**Stored data**
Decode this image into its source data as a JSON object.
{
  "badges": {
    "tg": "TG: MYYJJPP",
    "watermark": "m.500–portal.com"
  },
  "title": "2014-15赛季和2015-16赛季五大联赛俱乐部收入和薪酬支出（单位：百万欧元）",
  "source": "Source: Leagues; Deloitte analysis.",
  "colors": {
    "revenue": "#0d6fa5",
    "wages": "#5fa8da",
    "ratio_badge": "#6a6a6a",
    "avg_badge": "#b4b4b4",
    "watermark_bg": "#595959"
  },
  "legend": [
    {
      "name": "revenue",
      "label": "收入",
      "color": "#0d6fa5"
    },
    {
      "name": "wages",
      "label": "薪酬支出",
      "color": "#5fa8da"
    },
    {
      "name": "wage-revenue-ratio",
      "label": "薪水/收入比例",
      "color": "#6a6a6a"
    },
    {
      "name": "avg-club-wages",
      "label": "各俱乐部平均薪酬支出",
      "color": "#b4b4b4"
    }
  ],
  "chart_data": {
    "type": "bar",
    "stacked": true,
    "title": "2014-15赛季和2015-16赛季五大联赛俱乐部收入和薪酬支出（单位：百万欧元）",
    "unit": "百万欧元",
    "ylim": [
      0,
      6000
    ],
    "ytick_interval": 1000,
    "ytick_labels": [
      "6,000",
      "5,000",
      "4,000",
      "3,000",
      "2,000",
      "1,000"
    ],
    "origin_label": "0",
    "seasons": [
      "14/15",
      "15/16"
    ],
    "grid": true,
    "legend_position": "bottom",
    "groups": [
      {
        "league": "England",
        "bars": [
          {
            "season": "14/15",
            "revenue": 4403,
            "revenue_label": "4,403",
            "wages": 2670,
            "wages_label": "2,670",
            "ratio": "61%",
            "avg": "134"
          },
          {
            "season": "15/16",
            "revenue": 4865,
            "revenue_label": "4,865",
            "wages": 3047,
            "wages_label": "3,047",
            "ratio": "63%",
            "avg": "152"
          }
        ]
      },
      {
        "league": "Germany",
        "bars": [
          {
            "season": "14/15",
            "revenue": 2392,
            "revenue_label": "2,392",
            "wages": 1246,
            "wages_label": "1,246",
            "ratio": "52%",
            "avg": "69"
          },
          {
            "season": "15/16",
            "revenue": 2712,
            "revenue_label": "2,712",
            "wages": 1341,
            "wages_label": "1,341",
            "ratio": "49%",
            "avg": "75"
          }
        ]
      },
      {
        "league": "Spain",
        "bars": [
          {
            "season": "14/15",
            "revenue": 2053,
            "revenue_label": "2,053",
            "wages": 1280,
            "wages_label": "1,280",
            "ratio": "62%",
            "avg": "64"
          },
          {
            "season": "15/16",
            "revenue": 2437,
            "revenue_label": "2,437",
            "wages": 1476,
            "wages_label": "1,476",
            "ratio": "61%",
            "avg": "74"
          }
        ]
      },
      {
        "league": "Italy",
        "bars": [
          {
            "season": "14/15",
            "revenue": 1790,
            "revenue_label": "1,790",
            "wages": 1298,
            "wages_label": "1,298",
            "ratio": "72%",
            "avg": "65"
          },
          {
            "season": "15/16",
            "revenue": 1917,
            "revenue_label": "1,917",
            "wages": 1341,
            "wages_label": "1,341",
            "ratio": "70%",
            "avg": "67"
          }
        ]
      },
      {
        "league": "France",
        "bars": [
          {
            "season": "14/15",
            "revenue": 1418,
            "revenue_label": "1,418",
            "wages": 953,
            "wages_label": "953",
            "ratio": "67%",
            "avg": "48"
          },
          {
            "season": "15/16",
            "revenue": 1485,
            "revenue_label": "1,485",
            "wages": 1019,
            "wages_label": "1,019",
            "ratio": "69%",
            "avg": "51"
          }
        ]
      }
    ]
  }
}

---

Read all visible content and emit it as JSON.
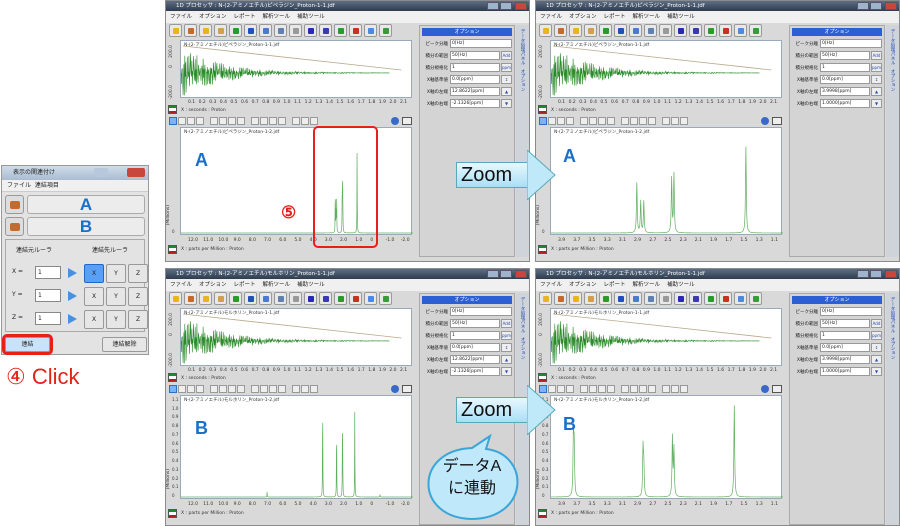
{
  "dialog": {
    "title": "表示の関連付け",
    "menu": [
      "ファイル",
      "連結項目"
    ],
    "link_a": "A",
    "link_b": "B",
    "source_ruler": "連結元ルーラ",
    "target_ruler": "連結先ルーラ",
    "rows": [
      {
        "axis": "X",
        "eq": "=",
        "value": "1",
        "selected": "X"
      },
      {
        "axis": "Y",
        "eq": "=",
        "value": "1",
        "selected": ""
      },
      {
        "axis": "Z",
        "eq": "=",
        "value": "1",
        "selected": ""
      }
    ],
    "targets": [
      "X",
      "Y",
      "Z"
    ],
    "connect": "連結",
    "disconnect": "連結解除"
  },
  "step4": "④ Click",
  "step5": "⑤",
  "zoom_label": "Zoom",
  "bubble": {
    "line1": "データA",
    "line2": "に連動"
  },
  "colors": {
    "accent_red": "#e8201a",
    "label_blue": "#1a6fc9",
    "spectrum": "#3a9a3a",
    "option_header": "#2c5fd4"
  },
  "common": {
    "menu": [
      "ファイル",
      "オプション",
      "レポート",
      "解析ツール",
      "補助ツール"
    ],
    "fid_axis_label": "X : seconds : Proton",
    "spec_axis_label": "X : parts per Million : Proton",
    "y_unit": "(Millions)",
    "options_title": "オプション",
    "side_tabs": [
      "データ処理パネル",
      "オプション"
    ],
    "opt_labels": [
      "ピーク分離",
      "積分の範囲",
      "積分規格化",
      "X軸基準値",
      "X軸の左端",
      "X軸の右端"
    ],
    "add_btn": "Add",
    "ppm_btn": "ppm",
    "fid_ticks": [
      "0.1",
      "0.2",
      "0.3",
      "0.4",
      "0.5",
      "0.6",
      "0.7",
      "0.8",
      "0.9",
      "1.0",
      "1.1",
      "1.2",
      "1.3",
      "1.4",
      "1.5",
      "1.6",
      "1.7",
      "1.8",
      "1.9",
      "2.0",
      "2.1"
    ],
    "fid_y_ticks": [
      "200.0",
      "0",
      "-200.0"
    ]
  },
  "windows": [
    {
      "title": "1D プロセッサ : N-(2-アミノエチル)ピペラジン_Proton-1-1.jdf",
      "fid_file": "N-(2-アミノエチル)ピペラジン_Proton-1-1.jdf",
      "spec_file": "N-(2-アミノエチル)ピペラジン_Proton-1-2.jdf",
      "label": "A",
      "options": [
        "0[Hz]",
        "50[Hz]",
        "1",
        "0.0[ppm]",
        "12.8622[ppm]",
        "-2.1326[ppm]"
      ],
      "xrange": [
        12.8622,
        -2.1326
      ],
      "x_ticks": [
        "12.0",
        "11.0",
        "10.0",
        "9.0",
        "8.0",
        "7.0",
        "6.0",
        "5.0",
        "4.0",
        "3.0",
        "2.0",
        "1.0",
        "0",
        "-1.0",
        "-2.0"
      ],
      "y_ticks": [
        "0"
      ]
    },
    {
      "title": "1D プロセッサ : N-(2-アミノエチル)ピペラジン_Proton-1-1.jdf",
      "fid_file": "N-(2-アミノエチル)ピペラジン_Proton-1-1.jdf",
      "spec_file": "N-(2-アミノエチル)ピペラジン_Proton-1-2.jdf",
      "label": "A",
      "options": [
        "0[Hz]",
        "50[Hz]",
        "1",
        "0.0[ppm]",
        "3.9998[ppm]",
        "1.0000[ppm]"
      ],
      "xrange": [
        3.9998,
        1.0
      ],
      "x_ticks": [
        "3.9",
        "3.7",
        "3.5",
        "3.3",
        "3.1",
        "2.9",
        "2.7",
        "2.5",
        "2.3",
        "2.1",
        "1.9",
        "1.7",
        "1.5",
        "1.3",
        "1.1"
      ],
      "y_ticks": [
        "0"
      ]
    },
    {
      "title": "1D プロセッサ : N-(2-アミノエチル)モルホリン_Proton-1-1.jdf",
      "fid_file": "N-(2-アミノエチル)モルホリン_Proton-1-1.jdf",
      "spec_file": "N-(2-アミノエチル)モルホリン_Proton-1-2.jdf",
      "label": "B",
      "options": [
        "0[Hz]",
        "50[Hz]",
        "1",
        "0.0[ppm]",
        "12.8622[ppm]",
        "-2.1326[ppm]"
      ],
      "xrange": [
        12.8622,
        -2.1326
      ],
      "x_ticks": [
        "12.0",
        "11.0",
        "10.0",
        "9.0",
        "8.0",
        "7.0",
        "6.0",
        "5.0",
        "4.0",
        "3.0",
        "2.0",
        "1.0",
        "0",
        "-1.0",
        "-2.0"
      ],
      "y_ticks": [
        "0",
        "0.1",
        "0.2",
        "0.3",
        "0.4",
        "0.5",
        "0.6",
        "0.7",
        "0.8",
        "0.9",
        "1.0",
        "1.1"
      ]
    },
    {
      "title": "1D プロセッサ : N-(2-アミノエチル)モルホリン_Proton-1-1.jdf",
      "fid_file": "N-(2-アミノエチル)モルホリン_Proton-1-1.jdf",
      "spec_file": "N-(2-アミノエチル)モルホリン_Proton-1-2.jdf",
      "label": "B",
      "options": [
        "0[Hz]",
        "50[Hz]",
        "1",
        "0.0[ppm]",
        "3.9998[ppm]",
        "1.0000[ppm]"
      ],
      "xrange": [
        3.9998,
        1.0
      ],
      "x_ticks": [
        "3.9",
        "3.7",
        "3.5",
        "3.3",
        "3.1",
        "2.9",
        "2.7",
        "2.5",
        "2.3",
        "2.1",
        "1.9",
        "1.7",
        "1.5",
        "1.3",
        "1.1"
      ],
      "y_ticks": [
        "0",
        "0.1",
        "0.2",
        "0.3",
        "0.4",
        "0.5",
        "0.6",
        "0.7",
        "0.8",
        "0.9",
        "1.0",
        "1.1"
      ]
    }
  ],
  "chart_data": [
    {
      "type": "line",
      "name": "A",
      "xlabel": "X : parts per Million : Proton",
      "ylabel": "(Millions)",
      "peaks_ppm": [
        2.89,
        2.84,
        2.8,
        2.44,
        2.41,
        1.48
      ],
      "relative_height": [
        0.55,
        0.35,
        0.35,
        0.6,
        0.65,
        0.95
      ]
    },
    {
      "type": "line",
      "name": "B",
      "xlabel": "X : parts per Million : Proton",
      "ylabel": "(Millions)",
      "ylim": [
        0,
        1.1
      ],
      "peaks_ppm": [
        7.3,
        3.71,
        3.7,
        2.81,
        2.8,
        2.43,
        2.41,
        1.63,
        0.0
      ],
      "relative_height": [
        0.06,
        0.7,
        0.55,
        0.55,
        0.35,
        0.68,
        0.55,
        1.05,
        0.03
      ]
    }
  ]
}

**Task statement**
Locate all lines in the listing above with the word "JSON" and copy them.

**Full response**
Decode this image into its source data as a JSON object.
Read all visible content and emit it as JSON.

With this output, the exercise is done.